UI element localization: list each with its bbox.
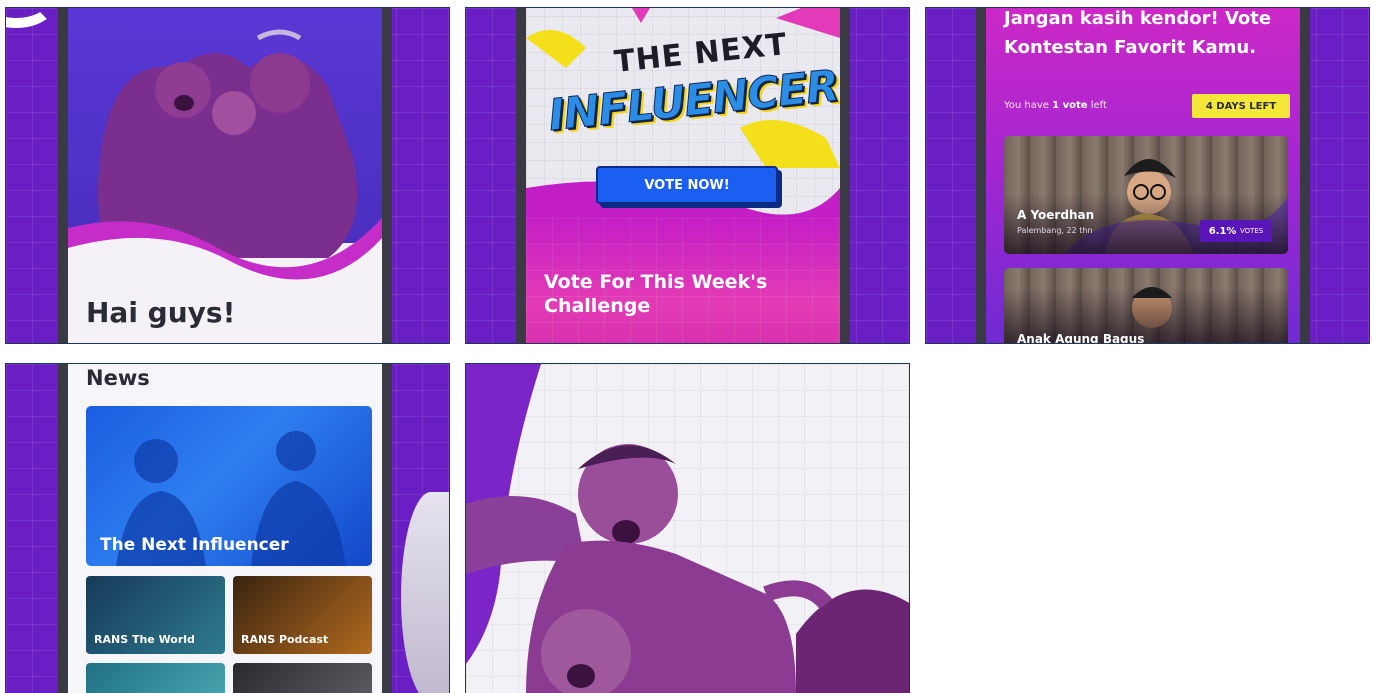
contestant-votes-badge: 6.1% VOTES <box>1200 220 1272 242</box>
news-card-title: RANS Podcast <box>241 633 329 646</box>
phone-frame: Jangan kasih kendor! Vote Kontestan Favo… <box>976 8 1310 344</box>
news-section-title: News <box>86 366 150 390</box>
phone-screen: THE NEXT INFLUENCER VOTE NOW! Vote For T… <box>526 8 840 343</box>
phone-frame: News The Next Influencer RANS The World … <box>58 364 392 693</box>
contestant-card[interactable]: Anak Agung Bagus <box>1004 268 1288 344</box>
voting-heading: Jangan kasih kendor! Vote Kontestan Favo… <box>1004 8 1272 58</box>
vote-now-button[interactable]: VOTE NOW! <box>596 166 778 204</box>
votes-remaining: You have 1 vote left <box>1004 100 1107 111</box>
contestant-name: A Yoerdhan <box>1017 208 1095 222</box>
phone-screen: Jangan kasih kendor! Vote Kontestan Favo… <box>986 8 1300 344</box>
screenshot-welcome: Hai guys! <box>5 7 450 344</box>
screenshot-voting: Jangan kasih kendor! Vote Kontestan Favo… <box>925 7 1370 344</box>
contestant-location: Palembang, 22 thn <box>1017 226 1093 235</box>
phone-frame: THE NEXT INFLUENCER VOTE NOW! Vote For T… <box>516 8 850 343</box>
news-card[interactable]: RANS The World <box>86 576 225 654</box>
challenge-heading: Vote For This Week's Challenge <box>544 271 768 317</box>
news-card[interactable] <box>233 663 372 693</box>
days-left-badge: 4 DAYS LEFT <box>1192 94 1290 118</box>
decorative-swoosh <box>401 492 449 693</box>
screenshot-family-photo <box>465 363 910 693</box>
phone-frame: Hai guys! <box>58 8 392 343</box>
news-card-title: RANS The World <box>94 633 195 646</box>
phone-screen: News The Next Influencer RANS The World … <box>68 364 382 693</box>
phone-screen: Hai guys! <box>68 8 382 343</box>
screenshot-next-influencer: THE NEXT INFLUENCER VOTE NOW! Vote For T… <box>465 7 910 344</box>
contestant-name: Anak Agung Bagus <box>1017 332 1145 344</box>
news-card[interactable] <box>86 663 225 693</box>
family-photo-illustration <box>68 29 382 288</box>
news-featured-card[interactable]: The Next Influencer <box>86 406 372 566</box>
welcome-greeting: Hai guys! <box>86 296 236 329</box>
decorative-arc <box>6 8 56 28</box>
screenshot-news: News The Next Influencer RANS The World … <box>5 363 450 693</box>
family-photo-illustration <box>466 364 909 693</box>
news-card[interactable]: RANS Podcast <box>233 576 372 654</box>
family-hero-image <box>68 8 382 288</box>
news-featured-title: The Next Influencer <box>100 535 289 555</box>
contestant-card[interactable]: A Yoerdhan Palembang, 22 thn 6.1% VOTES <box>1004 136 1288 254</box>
----
Directive:
Convert the records above into a JSON list of strings, one string per line. Skip blank lines and leave the pictures out.

In response:
[
  "UI element localization: list each with its bbox.",
  "contestant-votes-badge: 6.1% VOTES <box>1200 220 1272 242</box>",
  "news-card-title: RANS Podcast <box>241 633 329 646</box>",
  "phone-frame: Jangan kasih kendor! Vote Kontestan Favo… <box>976 8 1310 344</box>",
  "news-section-title: News <box>86 366 150 390</box>",
  "phone-screen: THE NEXT INFLUENCER VOTE NOW! Vote For T… <box>526 8 840 343</box>",
  "phone-frame: News The Next Influencer RANS The World … <box>58 364 392 693</box>",
  "contestant-card[interactable]: Anak Agung Bagus <box>1004 268 1288 344</box>",
  "voting-heading: Jangan kasih kendor! Vote Kontestan Favo… <box>1004 8 1272 58</box>",
  "vote-now-button[interactable]: VOTE NOW! <box>596 166 778 204</box>",
  "votes-remaining: You have 1 vote left <box>1004 100 1107 111</box>",
  "contestant-name: A Yoerdhan <box>1017 208 1095 222</box>",
  "phone-screen: Jangan kasih kendor! Vote Kontestan Favo… <box>986 8 1300 344</box>",
  "screenshot-welcome: Hai guys! <box>5 7 450 344</box>",
  "screenshot-voting: Jangan kasih kendor! Vote Kontestan Favo… <box>925 7 1370 344</box>",
  "contestant-location: Palembang, 22 thn <box>1017 226 1093 235</box>",
  "phone-frame: THE NEXT INFLUENCER VOTE NOW! Vote For T… <box>516 8 850 343</box>",
  "news-card[interactable]: RANS The World <box>86 576 225 654</box>",
  "challenge-heading: Vote For This Week's Challenge <box>544 271 768 317</box>",
  "news-card[interactable] <box>233 663 372 693</box>",
  "days-left-badge: 4 DAYS LEFT <box>1192 94 1290 118</box>",
  "decorative-swoosh <box>401 492 449 693</box>",
  "screenshot-family-photo <box>465 363 910 693</box>",
  "phone-frame: Hai guys! <box>58 8 392 343</box>",
  "news-card-title: RANS The World <box>94 633 195 646</box>",
  "phone-screen: News The Next Influencer RANS The World … <box>68 364 382 693</box>",
  "phone-screen: Hai guys! <box>68 8 382 343</box>",
  "screenshot-next-influencer: THE NEXT INFLUENCER VOTE NOW! Vote For T… <box>465 7 910 344</box>",
  "contestant-name: Anak Agung Bagus <box>1017 332 1145 344</box>",
  "news-card[interactable] <box>86 663 225 693</box>",
  "family-photo-illustration <box>68 29 382 288</box>",
  "news-featured-card[interactable]: The Next Influencer <box>86 406 372 566</box>",
  "welcome-greeting: Hai guys! <box>86 296 236 329</box>",
  "decorative-arc <box>6 8 56 28</box>",
  "screenshot-news: News The Next Influencer RANS The World … <box>5 363 450 693</box>",
  "family-photo-illustration <box>466 364 909 693</box>",
  "news-card[interactable]: RANS Podcast <box>233 576 372 654</box>",
  "family-hero-image <box>68 8 382 288</box>",
  "news-featured-title: The Next Influencer <box>100 535 289 555</box>",
  "contestant-card[interactable]: A Yoerdhan Palembang, 22 thn 6.1% VOTES <box>1004 136 1288 254</box>"
]